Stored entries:

########################################

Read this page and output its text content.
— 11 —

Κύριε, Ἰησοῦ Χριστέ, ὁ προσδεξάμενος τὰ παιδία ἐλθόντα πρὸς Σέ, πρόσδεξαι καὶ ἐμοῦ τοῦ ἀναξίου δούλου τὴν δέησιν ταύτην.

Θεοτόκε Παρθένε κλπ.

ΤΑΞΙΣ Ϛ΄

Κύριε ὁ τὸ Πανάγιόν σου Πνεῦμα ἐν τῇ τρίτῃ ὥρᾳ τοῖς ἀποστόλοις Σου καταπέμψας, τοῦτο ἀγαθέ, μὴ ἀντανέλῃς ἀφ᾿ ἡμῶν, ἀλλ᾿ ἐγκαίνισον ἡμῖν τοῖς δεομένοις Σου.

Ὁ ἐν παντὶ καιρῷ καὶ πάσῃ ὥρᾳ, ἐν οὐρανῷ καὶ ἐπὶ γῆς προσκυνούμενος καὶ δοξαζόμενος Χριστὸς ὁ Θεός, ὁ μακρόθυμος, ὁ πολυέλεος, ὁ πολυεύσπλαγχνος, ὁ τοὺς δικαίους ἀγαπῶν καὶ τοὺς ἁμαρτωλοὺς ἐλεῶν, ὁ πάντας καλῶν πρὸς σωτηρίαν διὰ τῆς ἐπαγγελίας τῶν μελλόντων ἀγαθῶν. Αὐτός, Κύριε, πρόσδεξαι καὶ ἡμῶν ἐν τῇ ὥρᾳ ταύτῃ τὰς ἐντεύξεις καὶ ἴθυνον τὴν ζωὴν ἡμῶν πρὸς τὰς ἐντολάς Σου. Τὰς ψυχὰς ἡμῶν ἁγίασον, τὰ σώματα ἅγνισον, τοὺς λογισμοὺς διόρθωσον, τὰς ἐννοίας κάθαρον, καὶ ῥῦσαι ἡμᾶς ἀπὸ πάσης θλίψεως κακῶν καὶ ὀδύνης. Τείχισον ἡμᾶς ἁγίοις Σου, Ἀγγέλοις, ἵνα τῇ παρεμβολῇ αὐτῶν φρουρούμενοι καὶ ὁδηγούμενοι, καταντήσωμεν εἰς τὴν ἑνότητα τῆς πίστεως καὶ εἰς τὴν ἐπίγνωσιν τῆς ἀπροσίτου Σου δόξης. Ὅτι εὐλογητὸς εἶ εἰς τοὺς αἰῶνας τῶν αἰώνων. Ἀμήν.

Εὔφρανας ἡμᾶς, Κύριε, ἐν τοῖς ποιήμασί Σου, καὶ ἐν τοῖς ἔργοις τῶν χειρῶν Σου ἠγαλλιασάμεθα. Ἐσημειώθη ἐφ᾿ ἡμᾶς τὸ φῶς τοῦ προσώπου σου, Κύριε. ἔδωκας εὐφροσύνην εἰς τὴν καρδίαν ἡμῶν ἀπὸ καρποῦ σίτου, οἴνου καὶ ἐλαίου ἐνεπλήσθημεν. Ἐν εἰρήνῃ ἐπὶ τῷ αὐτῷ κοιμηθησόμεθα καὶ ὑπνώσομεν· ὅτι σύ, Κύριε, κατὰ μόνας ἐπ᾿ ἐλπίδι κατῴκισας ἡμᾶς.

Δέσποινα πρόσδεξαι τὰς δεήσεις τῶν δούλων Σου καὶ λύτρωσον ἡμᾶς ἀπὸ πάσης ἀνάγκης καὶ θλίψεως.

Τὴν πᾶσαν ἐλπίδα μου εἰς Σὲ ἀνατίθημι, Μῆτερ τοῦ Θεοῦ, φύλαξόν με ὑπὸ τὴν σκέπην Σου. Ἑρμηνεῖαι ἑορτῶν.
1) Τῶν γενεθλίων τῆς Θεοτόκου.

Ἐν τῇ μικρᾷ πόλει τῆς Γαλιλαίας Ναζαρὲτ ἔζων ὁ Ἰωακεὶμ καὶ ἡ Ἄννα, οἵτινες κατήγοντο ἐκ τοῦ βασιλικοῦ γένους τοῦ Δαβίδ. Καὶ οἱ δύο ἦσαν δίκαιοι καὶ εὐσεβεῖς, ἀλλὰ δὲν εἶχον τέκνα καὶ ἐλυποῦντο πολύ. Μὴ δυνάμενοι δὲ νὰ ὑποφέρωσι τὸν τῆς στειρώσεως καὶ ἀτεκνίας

########################################

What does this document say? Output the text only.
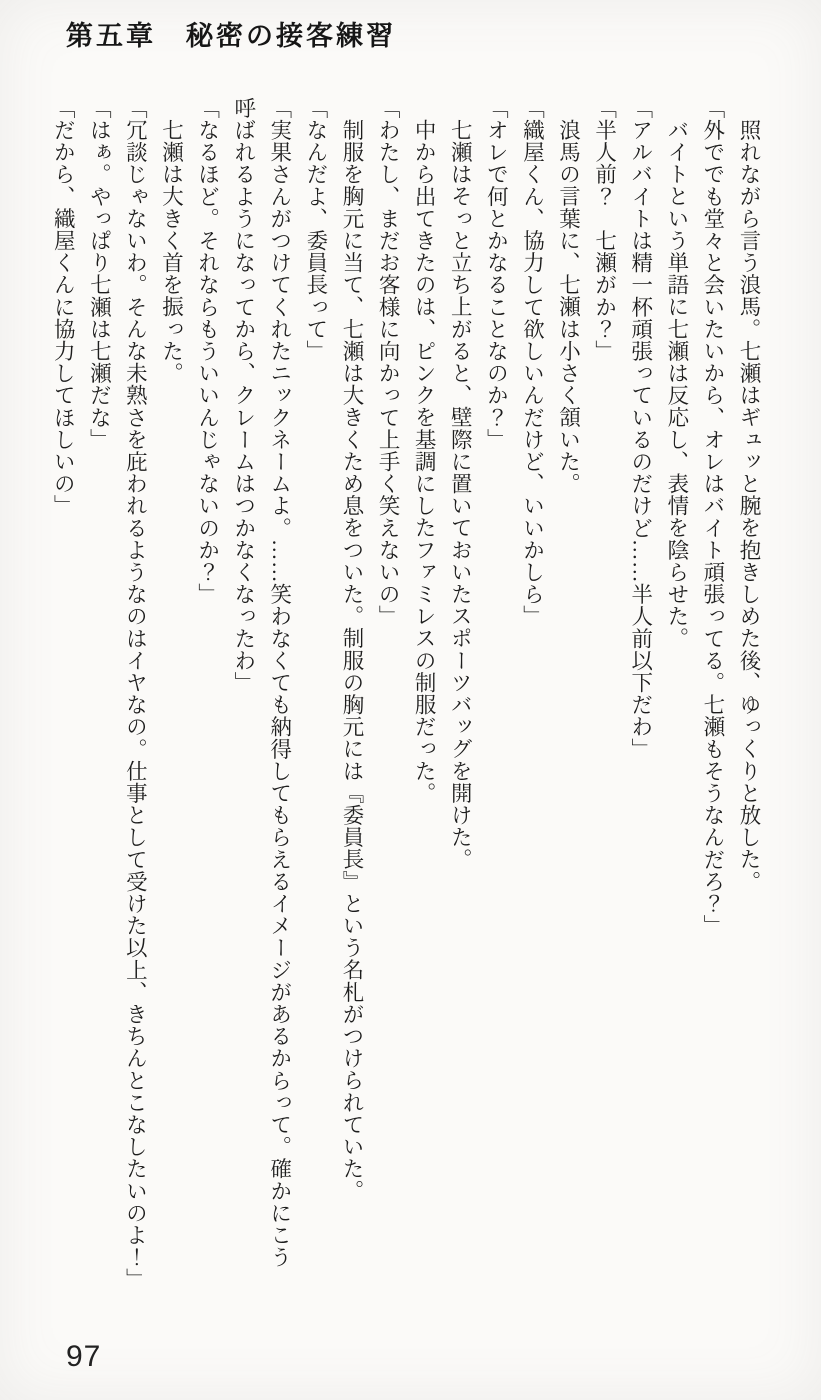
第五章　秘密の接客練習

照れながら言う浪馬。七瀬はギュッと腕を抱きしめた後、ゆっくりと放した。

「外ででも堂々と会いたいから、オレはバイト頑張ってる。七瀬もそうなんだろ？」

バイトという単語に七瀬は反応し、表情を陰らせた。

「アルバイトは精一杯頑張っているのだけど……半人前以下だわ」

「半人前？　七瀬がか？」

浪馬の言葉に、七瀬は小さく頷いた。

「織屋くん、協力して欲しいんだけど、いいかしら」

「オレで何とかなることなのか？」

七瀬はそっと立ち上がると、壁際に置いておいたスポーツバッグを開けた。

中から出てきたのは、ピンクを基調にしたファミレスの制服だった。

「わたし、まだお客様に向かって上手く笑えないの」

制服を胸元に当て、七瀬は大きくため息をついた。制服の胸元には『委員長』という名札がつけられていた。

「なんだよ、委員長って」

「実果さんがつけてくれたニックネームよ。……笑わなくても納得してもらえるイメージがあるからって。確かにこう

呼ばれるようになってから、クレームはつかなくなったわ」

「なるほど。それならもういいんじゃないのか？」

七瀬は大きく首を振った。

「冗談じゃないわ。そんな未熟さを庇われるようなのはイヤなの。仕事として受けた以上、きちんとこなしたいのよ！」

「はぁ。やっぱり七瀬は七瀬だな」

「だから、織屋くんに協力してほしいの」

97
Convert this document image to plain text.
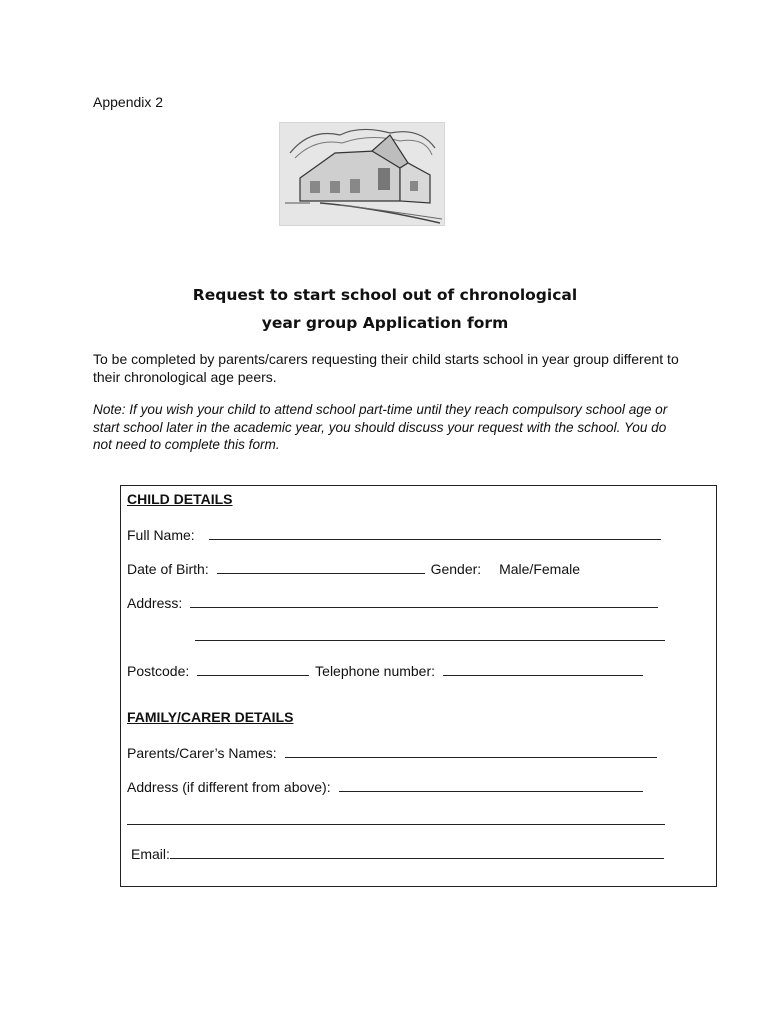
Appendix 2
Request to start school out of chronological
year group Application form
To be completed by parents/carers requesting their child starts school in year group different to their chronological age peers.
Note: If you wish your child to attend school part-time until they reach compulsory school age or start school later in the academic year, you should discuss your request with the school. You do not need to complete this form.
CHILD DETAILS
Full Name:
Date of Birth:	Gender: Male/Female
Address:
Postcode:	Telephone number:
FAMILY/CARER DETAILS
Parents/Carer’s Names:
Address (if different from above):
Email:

########################################

* **EXERCISE**
Take every line from the records above that has the word "text" and copy it.

* **THE COMPLETED TASK**
Read this page and output its text content.
What does this document say? Output the text only.
Convert this document image to plain text.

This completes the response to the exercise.